**YOUR TASK**
Please find all lines in the data that hold the string "generale" and copy them.

☆ ☆ ☆ ☆ ☆ ☆ ☆

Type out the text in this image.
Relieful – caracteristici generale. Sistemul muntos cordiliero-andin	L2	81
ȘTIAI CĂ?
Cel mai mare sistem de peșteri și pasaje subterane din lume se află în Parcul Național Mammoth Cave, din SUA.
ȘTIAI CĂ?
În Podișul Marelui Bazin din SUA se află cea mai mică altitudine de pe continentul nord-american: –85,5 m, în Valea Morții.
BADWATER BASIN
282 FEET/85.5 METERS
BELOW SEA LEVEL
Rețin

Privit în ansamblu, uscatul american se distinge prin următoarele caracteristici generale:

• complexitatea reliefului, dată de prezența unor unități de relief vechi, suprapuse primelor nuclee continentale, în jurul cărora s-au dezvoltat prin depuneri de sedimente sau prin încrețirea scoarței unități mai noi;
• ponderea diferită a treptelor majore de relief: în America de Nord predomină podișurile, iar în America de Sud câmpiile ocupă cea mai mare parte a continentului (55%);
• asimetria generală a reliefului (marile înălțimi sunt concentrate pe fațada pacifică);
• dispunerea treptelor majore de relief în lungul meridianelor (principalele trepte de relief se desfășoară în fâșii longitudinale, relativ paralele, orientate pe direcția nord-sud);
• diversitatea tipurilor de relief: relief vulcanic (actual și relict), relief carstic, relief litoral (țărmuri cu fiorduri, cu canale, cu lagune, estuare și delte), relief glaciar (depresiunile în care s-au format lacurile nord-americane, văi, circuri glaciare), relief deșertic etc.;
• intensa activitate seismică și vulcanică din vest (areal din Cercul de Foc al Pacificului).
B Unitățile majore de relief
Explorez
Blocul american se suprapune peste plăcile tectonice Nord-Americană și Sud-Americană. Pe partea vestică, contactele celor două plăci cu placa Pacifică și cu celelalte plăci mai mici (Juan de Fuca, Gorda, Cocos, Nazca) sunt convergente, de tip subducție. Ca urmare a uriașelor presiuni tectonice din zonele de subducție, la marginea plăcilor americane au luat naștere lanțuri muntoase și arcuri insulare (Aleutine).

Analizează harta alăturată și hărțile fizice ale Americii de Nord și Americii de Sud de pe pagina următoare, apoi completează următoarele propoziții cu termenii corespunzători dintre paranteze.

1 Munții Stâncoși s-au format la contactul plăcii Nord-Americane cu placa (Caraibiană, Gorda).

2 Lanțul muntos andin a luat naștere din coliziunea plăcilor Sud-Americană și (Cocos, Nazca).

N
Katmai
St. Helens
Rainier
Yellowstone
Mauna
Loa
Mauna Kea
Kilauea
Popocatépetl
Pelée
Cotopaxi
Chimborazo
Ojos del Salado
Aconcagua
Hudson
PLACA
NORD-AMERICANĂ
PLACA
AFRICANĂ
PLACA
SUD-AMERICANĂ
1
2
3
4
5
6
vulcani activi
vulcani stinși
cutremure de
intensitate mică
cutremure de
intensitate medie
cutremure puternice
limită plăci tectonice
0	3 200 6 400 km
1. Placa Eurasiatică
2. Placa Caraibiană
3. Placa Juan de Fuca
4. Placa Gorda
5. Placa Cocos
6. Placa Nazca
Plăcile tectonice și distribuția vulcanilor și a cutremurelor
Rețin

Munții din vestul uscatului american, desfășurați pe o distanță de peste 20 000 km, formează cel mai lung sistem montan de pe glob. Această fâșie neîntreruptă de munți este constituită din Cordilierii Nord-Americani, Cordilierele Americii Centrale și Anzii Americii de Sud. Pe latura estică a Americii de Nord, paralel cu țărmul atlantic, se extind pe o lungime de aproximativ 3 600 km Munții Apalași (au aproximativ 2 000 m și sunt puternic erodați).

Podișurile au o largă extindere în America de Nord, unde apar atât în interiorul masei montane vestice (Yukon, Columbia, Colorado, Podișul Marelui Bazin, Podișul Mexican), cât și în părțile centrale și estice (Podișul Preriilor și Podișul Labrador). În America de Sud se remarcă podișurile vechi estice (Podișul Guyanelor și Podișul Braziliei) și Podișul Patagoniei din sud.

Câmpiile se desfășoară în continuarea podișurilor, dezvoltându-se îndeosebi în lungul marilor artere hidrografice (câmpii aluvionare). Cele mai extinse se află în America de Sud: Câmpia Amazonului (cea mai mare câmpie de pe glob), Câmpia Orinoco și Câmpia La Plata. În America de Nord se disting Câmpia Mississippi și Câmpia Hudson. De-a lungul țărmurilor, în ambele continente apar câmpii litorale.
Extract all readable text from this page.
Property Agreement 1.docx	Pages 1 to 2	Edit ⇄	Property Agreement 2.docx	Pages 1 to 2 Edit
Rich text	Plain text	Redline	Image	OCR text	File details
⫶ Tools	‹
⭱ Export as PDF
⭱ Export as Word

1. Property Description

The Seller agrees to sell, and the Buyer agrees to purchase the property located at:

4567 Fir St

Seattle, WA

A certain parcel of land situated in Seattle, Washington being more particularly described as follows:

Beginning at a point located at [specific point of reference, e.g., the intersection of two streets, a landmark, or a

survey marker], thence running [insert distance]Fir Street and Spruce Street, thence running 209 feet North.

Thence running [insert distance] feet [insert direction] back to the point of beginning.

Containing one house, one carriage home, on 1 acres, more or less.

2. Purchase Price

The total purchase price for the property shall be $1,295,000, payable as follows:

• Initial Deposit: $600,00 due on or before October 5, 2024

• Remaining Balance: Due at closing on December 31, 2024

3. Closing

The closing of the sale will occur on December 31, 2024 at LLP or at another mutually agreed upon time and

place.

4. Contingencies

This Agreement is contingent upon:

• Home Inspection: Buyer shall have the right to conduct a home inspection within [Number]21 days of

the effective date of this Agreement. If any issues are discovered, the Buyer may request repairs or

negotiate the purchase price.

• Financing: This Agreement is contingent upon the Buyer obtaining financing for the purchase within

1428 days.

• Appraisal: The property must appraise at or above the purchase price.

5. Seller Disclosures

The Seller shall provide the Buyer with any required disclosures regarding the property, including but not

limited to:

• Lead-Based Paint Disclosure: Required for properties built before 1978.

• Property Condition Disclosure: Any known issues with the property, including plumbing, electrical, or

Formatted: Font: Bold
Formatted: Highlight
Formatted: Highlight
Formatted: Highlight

☆ ☆ ☆ ☆ ☆ ☆ ☆

**TASK RESULT**
Relieful – caracteristici generale. Sistemul muntos cordiliero-andin	L2	81
Privit în ansamblu, uscatul american se distinge prin următoarele caracteristici generale:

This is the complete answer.